> **Data extract**:
-- Opening Marker --
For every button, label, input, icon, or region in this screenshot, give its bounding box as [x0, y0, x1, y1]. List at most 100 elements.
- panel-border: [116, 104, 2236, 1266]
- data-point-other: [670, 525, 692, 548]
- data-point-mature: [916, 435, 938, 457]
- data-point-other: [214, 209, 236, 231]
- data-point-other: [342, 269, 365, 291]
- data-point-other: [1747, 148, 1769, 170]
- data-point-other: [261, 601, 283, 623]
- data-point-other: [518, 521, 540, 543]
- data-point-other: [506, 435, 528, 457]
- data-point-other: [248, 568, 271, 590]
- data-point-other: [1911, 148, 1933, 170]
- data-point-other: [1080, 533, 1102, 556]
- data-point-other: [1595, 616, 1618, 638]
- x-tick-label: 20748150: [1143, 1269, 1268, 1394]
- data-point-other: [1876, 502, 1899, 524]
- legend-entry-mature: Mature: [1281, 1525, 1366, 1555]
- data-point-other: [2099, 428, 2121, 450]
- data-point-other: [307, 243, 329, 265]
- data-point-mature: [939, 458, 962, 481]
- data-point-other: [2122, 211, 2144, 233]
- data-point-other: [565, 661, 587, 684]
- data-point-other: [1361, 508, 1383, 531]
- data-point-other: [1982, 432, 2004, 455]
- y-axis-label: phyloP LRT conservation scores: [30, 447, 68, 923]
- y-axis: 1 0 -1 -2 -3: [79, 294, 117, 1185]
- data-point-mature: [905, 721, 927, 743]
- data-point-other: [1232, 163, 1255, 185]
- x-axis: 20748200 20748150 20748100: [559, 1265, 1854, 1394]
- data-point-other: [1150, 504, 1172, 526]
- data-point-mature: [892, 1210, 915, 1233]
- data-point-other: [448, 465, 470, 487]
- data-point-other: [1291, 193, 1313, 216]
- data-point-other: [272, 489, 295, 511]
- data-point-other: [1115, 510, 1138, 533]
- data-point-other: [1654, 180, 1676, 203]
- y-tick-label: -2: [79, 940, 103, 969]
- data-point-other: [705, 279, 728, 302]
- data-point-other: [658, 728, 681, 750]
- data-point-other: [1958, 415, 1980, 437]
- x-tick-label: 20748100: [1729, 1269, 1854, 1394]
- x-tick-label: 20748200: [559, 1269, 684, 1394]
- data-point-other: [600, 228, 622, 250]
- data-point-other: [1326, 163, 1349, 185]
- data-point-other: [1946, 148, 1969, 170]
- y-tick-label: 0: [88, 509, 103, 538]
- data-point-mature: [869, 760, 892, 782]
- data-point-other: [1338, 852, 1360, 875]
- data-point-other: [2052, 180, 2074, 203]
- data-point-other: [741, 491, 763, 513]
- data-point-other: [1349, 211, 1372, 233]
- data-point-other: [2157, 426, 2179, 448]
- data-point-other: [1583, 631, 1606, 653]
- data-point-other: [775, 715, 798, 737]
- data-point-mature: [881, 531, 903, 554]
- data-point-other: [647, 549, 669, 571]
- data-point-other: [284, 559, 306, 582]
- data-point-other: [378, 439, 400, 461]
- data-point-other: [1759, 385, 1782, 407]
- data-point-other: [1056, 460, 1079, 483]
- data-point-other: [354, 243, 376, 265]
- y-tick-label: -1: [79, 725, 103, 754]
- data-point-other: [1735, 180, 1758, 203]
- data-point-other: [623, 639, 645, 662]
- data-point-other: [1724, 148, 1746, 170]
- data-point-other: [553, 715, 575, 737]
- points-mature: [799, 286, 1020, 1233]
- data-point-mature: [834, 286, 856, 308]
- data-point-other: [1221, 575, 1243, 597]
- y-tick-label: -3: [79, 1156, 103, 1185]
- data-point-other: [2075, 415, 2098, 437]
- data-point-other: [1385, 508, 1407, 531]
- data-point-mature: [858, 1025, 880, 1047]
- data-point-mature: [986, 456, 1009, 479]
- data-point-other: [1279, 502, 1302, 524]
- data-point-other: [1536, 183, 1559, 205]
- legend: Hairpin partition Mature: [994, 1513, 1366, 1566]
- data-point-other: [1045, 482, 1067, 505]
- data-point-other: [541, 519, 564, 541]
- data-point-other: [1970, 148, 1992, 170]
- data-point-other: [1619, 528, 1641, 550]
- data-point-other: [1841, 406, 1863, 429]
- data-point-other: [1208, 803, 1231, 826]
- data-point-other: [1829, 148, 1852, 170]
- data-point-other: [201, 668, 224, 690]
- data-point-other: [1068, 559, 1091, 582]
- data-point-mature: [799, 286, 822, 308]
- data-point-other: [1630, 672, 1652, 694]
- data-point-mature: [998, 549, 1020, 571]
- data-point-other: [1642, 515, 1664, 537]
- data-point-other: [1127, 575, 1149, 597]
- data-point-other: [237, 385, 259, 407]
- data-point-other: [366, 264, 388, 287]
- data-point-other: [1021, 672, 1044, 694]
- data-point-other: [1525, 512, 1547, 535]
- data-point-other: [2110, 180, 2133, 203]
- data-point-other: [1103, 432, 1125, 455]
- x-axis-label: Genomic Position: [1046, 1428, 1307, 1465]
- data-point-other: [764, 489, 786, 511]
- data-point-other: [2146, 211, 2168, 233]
-- Closing Marker --
Word for word, write out all of the data above.

> **Answer for this exercise**:
For every button, label, input, icon, or region in this screenshot, give its bounding box as [x0, y0, x1, y1]. List at most 100 elements.
- panel-border: [116, 104, 2236, 1266]
- data-point-other: [670, 525, 692, 548]
- data-point-mature: [916, 435, 938, 457]
- data-point-other: [214, 209, 236, 231]
- data-point-other: [342, 269, 365, 291]
- data-point-other: [1747, 148, 1769, 170]
- data-point-other: [261, 601, 283, 623]
- data-point-other: [518, 521, 540, 543]
- data-point-other: [506, 435, 528, 457]
- data-point-other: [248, 568, 271, 590]
- data-point-other: [1911, 148, 1933, 170]
- data-point-other: [1080, 533, 1102, 556]
- data-point-other: [1595, 616, 1618, 638]
- x-tick-label: 20748150: [1143, 1269, 1268, 1394]
- data-point-other: [1876, 502, 1899, 524]
- legend-entry-mature: Mature: [1281, 1525, 1366, 1555]
- data-point-other: [2099, 428, 2121, 450]
- data-point-other: [307, 243, 329, 265]
- data-point-mature: [939, 458, 962, 481]
- data-point-other: [2122, 211, 2144, 233]
- data-point-other: [565, 661, 587, 684]
- data-point-other: [1361, 508, 1383, 531]
- data-point-other: [1982, 432, 2004, 455]
- y-axis-label: phyloP LRT conservation scores: [30, 447, 68, 923]
- y-axis: 1 0 -1 -2 -3: [79, 294, 117, 1185]
- data-point-mature: [905, 721, 927, 743]
- data-point-other: [1232, 163, 1255, 185]
- x-axis: 20748200 20748150 20748100: [559, 1265, 1854, 1394]
- data-point-other: [1150, 504, 1172, 526]
- data-point-mature: [892, 1210, 915, 1233]
- data-point-other: [448, 465, 470, 487]
- data-point-other: [1291, 193, 1313, 216]
- data-point-other: [272, 489, 295, 511]
- data-point-other: [1115, 510, 1138, 533]
- data-point-other: [1654, 180, 1676, 203]
- y-tick-label: -2: [79, 940, 103, 969]
- data-point-other: [705, 279, 728, 302]
- data-point-other: [658, 728, 681, 750]
- data-point-other: [1958, 415, 1980, 437]
- x-tick-label: 20748100: [1729, 1269, 1854, 1394]
- x-tick-label: 20748200: [559, 1269, 684, 1394]
- data-point-other: [600, 228, 622, 250]
- data-point-other: [1326, 163, 1349, 185]
- data-point-other: [1946, 148, 1969, 170]
- y-tick-label: 0: [88, 509, 103, 538]
- data-point-mature: [869, 760, 892, 782]
- data-point-other: [1338, 852, 1360, 875]
- data-point-other: [2052, 180, 2074, 203]
- data-point-other: [741, 491, 763, 513]
- data-point-other: [1349, 211, 1372, 233]
- data-point-other: [2157, 426, 2179, 448]
- data-point-other: [1583, 631, 1606, 653]
- data-point-other: [775, 715, 798, 737]
- data-point-mature: [881, 531, 903, 554]
- data-point-other: [647, 549, 669, 571]
- data-point-other: [284, 559, 306, 582]
- data-point-other: [378, 439, 400, 461]
- data-point-other: [1759, 385, 1782, 407]
- data-point-other: [1056, 460, 1079, 483]
- data-point-other: [354, 243, 376, 265]
- y-tick-label: -1: [79, 725, 103, 754]
- data-point-other: [1735, 180, 1758, 203]
- data-point-other: [623, 639, 645, 662]
- data-point-other: [1724, 148, 1746, 170]
- data-point-other: [553, 715, 575, 737]
- points-mature: [799, 286, 1020, 1233]
- data-point-mature: [834, 286, 856, 308]
- data-point-other: [1221, 575, 1243, 597]
- y-tick-label: -3: [79, 1156, 103, 1185]
- data-point-other: [2075, 415, 2098, 437]
- data-point-other: [1385, 508, 1407, 531]
- data-point-mature: [858, 1025, 880, 1047]
- data-point-mature: [986, 456, 1009, 479]
- data-point-other: [1279, 502, 1302, 524]
- data-point-other: [1536, 183, 1559, 205]
- legend: Hairpin partition Mature: [994, 1513, 1366, 1566]
- data-point-other: [1045, 482, 1067, 505]
- data-point-other: [541, 519, 564, 541]
- data-point-other: [1970, 148, 1992, 170]
- data-point-other: [1619, 528, 1641, 550]
- data-point-other: [1841, 406, 1863, 429]
- data-point-other: [1208, 803, 1231, 826]
- data-point-other: [1829, 148, 1852, 170]
- data-point-other: [201, 668, 224, 690]
- data-point-other: [1068, 559, 1091, 582]
- data-point-mature: [799, 286, 822, 308]
- data-point-other: [1630, 672, 1652, 694]
- data-point-mature: [998, 549, 1020, 571]
- data-point-other: [1642, 515, 1664, 537]
- data-point-other: [1127, 575, 1149, 597]
- data-point-other: [237, 385, 259, 407]
- data-point-other: [366, 264, 388, 287]
- data-point-other: [1021, 672, 1044, 694]
- data-point-other: [1525, 512, 1547, 535]
- data-point-other: [2110, 180, 2133, 203]
- data-point-other: [1103, 432, 1125, 455]
- x-axis-label: Genomic Position: [1046, 1428, 1307, 1465]
- data-point-other: [764, 489, 786, 511]
- data-point-other: [2146, 211, 2168, 233]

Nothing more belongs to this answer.